Reply with one number: the count of lines in the listing that contain the string "adjust".

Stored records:

>> Begin

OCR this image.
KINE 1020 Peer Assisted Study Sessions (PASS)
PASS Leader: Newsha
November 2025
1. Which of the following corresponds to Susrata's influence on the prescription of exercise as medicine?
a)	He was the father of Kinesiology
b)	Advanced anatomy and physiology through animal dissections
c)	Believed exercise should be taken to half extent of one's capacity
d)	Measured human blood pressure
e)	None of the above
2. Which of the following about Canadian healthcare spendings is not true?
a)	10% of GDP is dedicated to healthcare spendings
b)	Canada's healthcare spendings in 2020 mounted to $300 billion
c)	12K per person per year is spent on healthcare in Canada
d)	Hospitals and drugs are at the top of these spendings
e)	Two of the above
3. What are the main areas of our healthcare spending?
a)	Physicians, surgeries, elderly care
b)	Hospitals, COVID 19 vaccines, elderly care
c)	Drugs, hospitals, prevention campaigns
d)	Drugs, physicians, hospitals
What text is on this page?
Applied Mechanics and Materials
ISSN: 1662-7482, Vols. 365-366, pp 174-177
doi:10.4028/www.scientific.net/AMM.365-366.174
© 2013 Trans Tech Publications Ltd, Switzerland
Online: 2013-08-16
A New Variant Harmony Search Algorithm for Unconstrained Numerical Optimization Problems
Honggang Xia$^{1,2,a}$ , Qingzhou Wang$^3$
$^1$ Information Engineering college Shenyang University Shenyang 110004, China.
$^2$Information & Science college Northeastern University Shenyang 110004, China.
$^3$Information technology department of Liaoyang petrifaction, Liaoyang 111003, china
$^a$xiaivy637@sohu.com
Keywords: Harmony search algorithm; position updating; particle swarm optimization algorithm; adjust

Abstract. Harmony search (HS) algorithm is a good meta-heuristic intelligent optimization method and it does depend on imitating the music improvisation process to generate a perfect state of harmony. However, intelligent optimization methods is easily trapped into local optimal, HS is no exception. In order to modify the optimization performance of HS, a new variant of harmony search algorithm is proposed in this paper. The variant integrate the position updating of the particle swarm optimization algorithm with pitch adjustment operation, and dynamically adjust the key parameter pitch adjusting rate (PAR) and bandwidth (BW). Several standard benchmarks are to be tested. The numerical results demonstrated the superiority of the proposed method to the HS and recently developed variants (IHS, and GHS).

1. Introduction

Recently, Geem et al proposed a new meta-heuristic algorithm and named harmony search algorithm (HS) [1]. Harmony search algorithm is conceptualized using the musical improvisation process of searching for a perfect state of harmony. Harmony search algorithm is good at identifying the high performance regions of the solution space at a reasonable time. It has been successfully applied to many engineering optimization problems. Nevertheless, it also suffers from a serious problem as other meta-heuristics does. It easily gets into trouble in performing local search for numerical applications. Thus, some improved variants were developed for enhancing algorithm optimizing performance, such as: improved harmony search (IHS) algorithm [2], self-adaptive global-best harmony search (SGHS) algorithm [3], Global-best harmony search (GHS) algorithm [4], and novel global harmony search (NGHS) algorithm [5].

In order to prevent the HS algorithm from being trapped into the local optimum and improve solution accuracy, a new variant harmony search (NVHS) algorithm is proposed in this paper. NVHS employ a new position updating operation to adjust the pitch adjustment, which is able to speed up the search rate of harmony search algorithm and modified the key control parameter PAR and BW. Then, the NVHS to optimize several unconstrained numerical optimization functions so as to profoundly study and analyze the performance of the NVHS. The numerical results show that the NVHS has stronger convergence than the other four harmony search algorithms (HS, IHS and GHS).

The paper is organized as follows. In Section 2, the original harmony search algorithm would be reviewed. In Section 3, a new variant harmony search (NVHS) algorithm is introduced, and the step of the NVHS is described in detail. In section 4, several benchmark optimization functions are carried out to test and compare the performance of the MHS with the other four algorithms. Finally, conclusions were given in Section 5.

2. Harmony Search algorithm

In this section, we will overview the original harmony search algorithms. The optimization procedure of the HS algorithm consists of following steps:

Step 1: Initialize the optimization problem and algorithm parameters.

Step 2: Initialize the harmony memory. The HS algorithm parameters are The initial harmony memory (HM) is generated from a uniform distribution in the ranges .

>> End

Result for this exercise:
3